* Dataset records
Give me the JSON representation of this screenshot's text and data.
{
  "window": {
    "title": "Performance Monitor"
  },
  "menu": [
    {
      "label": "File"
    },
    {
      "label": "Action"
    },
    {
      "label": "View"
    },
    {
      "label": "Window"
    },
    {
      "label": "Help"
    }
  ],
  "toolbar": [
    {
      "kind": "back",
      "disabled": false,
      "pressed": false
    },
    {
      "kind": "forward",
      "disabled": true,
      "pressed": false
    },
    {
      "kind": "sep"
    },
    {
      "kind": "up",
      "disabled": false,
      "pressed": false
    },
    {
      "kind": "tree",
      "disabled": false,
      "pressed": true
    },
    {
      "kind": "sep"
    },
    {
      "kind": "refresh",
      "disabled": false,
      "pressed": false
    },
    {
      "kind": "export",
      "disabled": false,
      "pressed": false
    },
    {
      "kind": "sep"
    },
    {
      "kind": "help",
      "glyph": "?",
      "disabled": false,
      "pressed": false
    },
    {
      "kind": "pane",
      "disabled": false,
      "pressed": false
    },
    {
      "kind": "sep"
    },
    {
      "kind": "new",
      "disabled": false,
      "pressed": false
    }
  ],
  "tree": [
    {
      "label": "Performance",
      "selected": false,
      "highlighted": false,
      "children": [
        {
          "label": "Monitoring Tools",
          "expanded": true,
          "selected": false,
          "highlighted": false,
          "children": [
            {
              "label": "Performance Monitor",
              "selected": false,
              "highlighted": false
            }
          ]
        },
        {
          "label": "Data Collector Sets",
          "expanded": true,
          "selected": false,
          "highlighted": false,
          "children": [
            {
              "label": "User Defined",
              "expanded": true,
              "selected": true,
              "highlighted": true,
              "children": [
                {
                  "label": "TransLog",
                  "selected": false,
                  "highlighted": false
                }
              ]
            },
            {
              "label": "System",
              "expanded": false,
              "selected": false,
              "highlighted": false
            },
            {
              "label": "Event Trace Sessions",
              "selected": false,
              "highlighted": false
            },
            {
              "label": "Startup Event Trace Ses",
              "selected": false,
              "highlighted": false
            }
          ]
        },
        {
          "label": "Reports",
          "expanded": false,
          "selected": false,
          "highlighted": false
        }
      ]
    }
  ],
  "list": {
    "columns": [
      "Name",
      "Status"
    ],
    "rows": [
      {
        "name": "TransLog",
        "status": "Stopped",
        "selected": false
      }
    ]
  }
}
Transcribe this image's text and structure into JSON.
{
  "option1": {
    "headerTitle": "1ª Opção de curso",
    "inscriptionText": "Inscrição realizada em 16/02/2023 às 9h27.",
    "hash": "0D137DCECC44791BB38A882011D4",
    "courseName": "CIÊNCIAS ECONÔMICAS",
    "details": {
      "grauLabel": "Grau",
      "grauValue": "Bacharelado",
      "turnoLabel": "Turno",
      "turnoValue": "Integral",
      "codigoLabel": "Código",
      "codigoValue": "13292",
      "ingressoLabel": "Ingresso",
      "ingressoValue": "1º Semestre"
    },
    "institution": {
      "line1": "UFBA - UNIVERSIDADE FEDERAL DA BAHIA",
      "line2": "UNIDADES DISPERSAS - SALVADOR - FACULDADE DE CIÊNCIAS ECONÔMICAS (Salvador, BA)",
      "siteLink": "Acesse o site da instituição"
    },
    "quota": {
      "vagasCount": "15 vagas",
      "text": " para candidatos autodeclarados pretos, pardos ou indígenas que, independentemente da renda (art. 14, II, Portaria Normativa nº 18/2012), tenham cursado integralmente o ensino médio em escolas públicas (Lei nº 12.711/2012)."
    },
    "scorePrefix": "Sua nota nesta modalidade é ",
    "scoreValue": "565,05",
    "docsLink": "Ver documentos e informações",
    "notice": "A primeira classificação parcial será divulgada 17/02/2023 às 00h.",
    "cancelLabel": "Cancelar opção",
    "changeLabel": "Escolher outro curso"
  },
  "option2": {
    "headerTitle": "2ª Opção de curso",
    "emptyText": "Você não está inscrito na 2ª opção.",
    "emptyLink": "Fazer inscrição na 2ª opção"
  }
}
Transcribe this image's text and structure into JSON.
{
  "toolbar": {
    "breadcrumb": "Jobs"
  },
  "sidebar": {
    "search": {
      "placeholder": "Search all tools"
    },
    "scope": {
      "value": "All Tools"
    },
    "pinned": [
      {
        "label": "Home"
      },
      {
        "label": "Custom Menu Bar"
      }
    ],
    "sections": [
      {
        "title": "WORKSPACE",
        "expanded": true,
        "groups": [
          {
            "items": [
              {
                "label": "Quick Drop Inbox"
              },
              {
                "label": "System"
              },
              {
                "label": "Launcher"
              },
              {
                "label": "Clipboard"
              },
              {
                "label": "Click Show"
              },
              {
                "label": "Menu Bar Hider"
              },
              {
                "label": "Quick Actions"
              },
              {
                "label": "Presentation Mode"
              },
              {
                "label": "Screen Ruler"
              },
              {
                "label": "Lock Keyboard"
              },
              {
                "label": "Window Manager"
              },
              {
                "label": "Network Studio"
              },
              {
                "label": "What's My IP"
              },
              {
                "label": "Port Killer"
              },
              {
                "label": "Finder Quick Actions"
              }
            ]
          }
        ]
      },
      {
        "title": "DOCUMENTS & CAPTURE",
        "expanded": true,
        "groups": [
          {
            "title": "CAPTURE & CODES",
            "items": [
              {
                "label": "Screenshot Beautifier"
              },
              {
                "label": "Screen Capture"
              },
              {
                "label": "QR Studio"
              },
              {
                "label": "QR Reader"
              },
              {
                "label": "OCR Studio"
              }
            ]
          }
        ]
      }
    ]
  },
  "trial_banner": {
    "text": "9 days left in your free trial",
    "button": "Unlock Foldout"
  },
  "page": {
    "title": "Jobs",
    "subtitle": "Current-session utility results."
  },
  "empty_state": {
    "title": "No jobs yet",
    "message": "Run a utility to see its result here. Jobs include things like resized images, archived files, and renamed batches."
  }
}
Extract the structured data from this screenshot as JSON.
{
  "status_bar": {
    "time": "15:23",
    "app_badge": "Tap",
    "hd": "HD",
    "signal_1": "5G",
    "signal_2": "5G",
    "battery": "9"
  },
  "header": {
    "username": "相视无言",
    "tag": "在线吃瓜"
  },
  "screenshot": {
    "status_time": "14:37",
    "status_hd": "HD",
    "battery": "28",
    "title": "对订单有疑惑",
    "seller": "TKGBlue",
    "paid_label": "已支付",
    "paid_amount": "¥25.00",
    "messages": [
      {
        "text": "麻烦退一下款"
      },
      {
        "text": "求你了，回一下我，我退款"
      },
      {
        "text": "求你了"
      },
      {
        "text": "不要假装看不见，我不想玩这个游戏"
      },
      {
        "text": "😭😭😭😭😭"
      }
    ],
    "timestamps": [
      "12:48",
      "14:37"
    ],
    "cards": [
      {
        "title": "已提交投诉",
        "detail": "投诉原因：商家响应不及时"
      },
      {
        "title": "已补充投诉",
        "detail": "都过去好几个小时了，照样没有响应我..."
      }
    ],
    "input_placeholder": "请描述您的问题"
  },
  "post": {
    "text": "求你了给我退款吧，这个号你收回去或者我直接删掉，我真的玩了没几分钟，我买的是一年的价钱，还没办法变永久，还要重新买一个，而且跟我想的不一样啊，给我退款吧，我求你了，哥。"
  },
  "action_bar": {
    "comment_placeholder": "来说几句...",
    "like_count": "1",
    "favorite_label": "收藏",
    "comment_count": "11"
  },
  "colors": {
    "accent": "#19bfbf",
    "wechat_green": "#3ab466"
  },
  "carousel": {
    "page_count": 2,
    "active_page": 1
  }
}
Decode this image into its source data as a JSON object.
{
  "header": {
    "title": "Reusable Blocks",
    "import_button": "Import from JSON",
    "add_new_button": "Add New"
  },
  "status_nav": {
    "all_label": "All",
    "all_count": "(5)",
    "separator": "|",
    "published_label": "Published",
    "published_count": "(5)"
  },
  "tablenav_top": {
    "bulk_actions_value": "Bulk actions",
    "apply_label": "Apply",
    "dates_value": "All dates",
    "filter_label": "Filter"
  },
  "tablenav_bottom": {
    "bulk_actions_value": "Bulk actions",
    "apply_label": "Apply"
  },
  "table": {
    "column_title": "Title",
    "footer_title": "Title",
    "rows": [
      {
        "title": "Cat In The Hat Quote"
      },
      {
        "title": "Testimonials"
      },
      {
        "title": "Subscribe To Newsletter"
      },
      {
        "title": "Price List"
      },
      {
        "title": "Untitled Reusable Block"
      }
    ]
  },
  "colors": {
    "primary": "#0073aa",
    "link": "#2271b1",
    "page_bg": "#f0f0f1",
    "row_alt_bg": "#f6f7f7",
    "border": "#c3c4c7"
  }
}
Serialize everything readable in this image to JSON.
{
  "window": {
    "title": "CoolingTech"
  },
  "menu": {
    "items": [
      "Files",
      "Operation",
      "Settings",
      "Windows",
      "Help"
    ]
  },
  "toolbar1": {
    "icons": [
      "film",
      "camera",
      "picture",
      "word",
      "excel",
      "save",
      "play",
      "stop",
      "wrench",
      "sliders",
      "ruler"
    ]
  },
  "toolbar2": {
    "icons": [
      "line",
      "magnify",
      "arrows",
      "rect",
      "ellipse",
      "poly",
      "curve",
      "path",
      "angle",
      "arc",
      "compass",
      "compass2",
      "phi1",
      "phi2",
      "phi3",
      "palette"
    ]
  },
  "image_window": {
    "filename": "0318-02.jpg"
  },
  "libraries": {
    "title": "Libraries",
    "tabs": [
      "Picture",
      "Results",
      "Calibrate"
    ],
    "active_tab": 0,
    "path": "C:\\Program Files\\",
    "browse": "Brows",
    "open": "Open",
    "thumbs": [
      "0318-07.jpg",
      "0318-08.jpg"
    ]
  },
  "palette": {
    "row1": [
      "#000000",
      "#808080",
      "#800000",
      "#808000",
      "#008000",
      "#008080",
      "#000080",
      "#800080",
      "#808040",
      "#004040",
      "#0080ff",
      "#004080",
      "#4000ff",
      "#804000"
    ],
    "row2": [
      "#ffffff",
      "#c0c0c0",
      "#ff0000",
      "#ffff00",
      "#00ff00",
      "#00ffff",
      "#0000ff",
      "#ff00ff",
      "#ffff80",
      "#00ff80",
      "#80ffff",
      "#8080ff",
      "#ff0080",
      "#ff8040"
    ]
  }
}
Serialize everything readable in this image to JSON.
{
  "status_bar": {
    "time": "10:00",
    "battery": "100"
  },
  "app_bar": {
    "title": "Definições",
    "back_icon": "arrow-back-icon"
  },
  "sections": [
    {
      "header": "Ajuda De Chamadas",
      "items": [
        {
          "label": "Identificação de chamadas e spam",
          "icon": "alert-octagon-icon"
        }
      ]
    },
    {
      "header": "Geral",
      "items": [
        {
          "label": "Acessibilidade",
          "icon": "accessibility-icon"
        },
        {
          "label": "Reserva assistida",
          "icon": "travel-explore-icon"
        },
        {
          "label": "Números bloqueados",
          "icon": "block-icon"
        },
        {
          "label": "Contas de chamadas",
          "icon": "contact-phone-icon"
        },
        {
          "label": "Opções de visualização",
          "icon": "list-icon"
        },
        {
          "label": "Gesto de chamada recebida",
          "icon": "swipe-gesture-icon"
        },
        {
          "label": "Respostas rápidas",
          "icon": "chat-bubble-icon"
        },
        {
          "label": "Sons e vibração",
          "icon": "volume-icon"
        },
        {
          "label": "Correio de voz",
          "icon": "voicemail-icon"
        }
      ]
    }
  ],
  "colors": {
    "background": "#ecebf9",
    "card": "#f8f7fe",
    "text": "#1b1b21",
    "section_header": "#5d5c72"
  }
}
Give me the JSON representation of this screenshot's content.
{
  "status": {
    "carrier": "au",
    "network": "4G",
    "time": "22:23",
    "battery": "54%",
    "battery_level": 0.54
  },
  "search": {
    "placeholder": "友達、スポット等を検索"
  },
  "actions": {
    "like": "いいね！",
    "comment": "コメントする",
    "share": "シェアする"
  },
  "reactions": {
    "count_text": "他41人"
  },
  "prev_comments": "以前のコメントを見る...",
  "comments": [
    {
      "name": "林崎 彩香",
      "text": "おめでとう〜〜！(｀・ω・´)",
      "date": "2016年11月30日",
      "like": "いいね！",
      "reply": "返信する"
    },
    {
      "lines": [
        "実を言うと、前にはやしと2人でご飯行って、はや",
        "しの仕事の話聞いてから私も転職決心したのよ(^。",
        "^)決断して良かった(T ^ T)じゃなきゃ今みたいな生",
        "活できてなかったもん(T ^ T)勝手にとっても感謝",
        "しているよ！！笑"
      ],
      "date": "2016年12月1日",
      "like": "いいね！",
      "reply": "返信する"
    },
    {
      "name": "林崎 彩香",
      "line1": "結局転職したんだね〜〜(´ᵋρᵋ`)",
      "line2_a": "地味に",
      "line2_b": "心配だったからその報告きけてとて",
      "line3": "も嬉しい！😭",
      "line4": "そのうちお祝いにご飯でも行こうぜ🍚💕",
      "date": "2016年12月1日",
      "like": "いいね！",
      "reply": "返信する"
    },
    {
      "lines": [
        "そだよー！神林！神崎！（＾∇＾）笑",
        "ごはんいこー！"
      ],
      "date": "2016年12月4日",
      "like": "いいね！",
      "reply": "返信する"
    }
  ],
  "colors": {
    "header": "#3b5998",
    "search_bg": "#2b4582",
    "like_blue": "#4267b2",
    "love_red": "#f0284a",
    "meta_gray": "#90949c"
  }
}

* TASK DIRECTIONS
List every line in the records above that contains the word "expanded".

* FINAL RESULT
          "expanded": true,
          "expanded": true,
              "expanded": true,
              "expanded": false,
          "expanded": false,
        "expanded": true,
        "expanded": true,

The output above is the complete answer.